GIVEN PASSAGE start

Sound engineer
Record, mix and master audio for live events, broadcast and post-production.
What a sound engineer actually does
Sound engineers split into three rough camps: live, studio and post. Live engineers turn up to a venue 3-5 hours before doors, load in, set up the PA, run lines, sound check the band, then mix front-of-house or monitors during the show. After the gig comes pack-down, often finishing past midnight. Studio engineers run multi-mic recording sessions, edit and comp takes, mix and master tracks, usually working the second half of the day and into the evening because that's when artists are awake and available. Post engineers (TV, film, podcast) work standard business hours mixing dialogue, doing sound design and mastering to broadcast loudness specs. Hours sit at 40-50 in normal weeks but stretch on festival and tour days (16+ hour calls are common) and on album mix deadlines. Income is patchy in the early years; most engineers freelance for the first 5-7 years before a staff role becomes possible.

GIVEN PASSAGE end

Render this sentence from the sound engineer passage in Spanish: "After the gig comes pack-down, often finishing past midnight."

DATA PROVIDED start

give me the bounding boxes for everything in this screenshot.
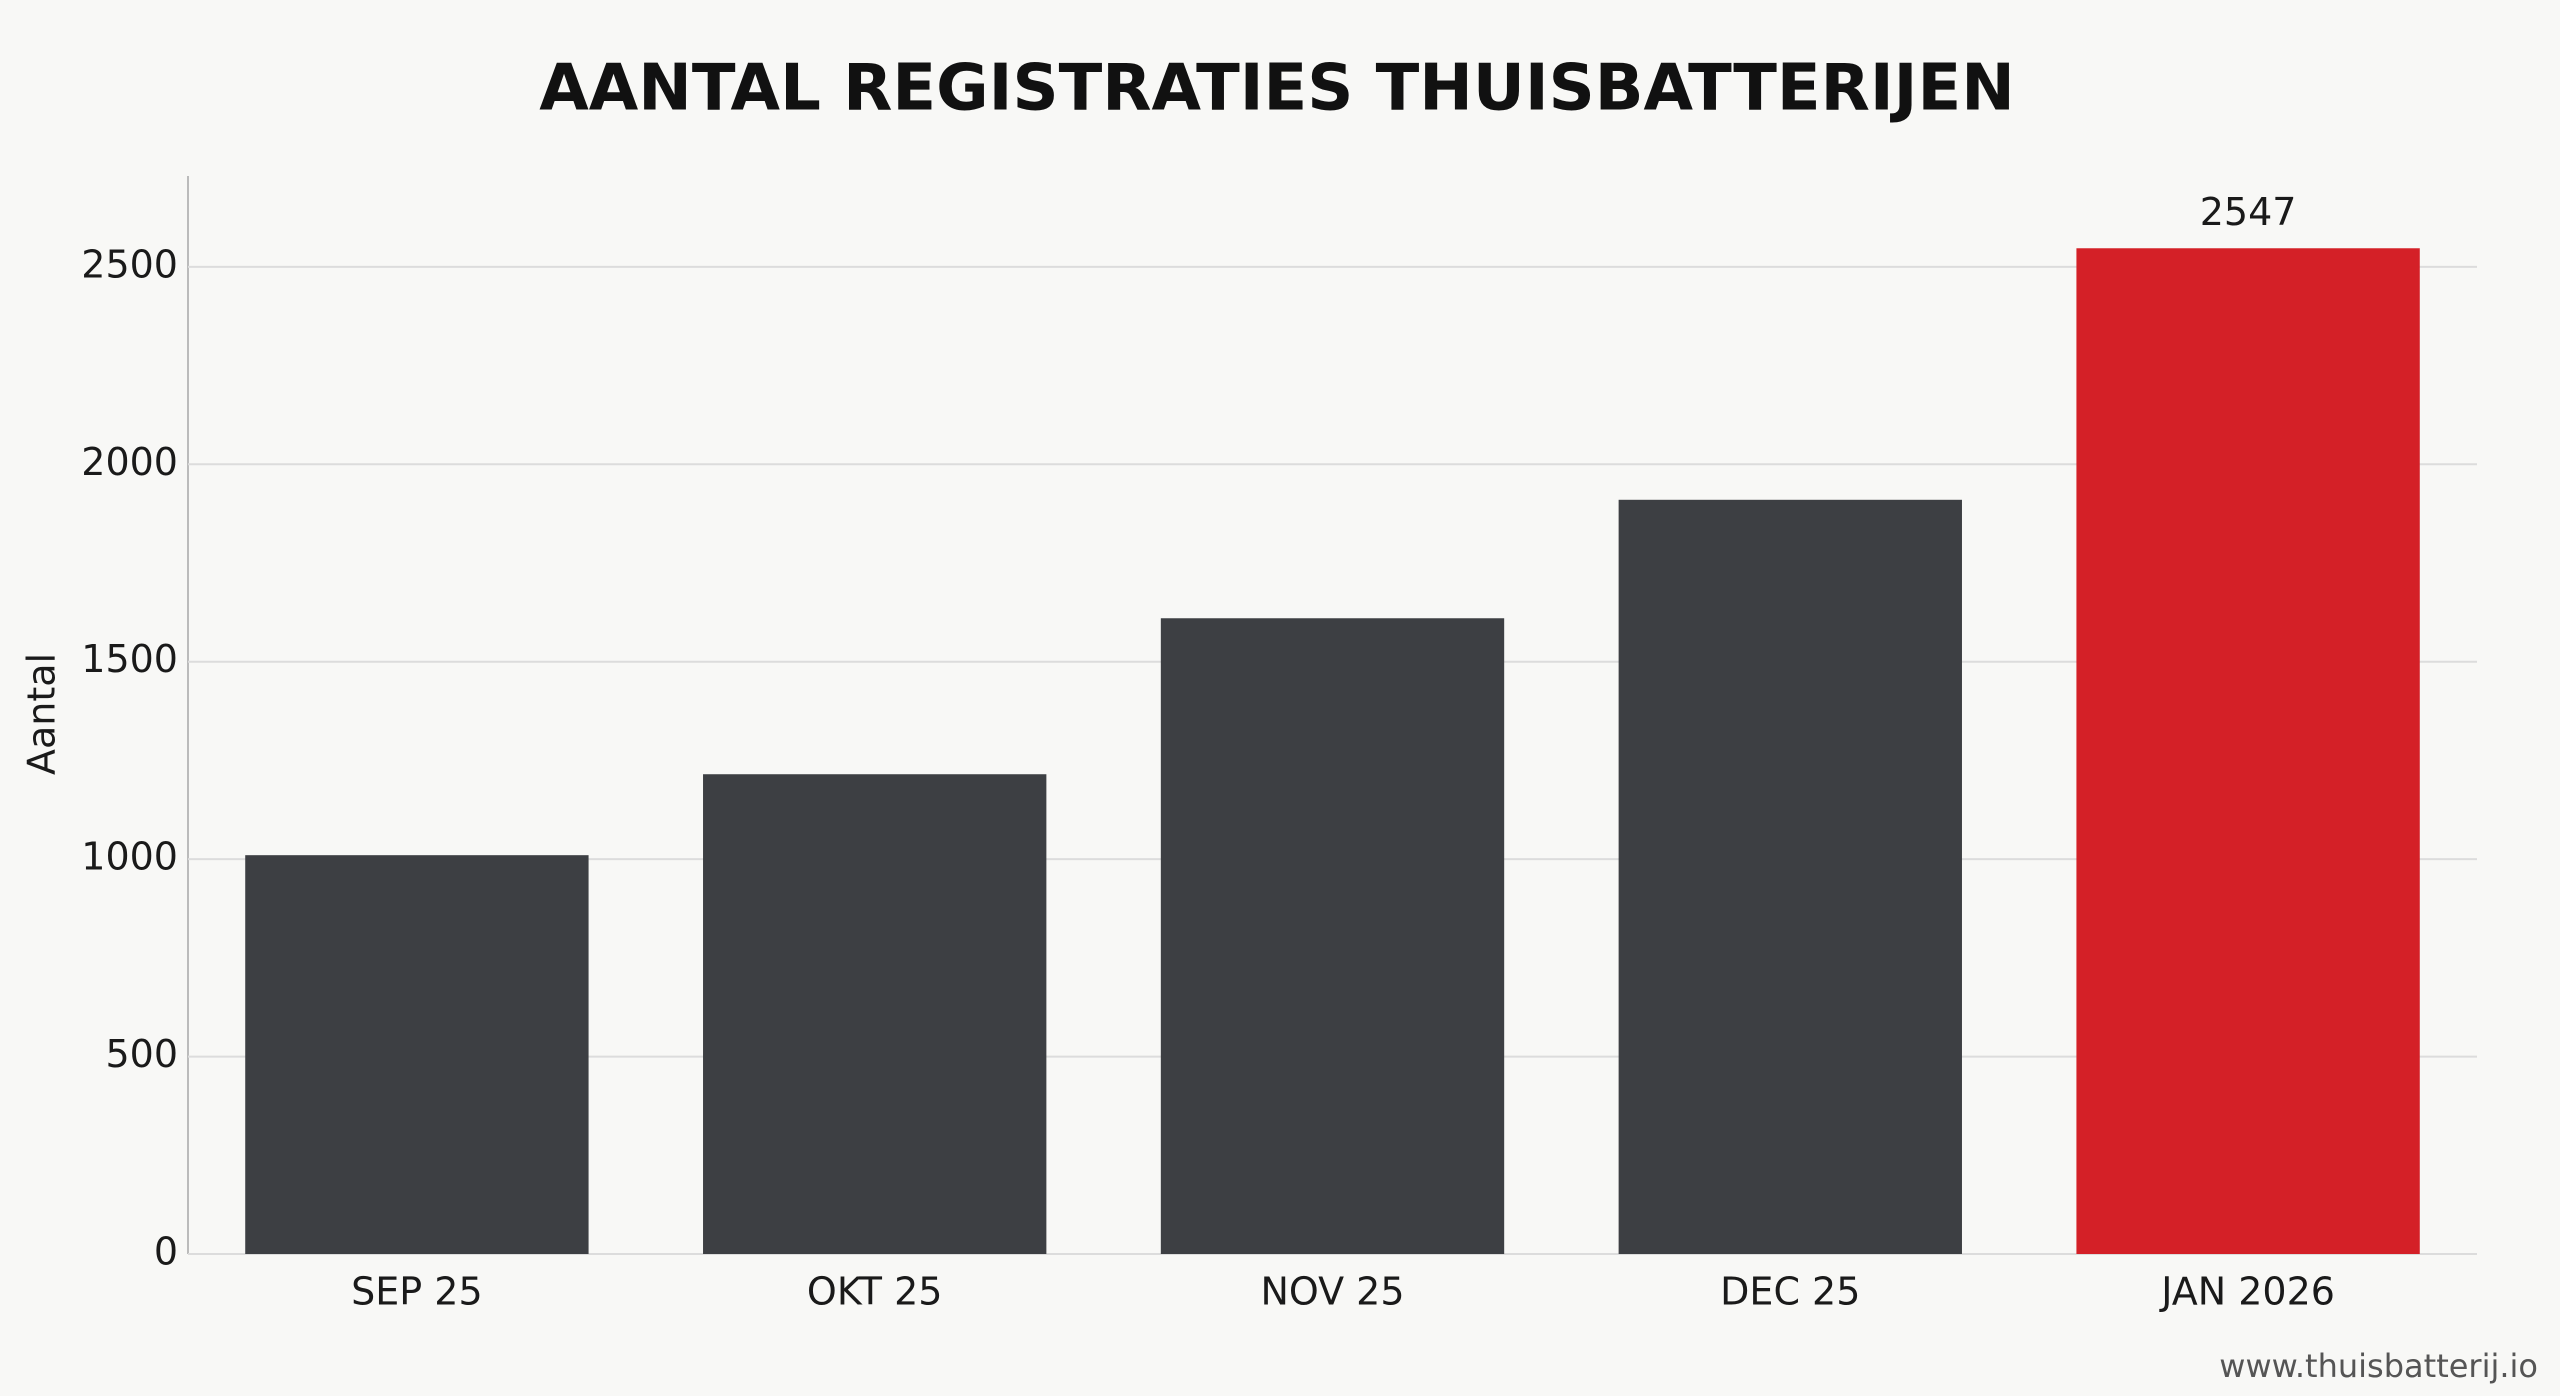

DATA PROVIDED end

EXERCISE RESULT: Después del concierto viene el desmontaje, que a menudo termina pasada la medianoche.